Dataset content:
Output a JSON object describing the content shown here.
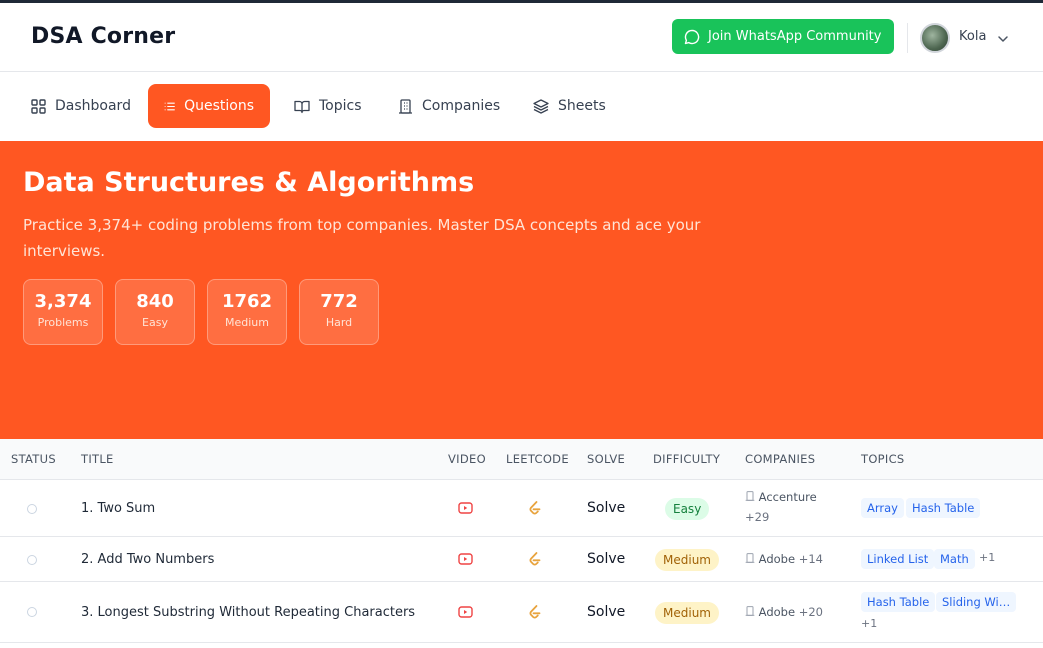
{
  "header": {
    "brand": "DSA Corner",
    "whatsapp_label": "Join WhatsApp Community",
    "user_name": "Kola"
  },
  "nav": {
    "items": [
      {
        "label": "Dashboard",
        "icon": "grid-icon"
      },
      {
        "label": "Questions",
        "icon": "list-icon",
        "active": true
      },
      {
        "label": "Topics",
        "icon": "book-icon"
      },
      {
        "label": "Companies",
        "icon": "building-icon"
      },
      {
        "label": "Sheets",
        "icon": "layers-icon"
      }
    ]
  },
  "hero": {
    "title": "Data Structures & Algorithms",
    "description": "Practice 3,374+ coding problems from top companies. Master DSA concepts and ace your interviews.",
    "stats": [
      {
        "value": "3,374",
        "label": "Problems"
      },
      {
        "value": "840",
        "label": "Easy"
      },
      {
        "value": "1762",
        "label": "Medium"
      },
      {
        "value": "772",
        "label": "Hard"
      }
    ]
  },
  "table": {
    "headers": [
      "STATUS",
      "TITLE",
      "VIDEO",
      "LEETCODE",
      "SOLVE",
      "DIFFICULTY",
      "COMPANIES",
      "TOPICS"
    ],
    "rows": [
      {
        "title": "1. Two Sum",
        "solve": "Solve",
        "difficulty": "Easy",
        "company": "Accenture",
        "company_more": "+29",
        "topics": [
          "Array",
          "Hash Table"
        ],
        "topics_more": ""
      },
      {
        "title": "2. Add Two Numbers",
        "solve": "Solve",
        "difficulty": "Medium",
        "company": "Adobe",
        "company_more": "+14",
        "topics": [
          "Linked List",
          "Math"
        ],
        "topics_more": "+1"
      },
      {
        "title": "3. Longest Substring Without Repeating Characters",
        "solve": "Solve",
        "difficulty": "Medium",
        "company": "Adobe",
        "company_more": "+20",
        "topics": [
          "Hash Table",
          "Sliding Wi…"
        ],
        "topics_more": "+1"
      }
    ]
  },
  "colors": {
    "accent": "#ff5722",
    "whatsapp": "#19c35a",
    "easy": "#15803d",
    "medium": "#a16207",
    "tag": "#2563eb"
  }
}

* * *

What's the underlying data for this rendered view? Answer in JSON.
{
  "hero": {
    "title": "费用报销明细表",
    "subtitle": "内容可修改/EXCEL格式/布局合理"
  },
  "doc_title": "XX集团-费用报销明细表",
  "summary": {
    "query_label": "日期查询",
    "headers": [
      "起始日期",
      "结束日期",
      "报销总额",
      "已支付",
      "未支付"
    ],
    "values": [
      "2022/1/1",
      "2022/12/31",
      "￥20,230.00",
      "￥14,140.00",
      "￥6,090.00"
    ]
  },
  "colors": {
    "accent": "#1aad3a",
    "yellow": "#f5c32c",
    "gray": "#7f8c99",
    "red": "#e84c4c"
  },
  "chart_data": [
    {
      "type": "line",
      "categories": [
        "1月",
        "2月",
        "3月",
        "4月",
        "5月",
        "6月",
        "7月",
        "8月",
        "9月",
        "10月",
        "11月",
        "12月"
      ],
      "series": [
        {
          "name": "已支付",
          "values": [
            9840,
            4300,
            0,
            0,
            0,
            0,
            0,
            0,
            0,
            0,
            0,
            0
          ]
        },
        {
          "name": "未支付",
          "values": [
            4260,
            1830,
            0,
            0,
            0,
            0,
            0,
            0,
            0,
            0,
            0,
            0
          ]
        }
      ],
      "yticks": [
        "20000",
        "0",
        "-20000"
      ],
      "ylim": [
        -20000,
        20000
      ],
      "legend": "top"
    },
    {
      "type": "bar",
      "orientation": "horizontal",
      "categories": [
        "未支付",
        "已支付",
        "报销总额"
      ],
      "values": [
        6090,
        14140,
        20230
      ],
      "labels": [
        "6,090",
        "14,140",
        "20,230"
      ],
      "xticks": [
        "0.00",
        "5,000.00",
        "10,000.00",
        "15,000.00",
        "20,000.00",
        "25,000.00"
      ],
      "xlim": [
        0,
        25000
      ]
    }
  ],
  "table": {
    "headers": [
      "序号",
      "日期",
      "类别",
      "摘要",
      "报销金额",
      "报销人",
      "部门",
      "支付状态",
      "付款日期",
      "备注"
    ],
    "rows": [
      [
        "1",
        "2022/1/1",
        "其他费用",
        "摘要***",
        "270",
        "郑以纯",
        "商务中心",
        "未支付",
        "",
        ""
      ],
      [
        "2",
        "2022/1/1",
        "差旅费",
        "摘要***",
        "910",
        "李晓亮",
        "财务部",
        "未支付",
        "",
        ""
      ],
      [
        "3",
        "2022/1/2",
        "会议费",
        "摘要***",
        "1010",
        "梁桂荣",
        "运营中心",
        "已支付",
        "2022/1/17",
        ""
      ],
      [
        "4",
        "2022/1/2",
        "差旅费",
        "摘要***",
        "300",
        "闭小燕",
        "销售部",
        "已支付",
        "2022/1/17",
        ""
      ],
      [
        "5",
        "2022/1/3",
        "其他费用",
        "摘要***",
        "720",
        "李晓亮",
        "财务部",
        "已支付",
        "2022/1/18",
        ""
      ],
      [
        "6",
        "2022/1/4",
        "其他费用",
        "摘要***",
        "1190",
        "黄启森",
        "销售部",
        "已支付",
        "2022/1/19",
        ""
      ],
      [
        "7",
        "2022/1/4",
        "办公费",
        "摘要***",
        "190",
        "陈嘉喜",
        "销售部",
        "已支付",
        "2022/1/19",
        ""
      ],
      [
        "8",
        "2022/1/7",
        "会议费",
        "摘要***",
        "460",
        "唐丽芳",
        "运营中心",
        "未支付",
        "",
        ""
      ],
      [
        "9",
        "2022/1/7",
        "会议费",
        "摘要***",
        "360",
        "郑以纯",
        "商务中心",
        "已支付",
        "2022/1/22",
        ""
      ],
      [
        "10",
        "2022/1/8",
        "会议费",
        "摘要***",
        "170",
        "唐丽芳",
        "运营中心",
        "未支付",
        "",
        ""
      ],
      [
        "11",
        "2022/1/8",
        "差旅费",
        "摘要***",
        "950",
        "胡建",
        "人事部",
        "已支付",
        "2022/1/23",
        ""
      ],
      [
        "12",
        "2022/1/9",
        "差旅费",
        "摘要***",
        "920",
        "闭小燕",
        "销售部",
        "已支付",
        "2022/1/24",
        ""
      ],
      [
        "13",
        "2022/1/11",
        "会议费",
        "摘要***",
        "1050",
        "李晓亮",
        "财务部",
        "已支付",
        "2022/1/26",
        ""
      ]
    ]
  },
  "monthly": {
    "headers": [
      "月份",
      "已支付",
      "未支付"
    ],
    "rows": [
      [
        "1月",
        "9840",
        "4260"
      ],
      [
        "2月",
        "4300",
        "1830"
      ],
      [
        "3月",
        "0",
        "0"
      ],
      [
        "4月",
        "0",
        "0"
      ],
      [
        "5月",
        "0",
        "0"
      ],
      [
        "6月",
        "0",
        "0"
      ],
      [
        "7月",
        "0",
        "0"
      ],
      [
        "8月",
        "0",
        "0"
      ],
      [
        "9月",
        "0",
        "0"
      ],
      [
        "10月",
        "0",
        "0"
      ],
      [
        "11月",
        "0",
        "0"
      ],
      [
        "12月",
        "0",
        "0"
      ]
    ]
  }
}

Short problem: Pull out all lines of the data with the string "JSON".

Exercise answer:
Output a JSON object describing the content shown here.
What's the underlying data for this rendered view? Answer in JSON.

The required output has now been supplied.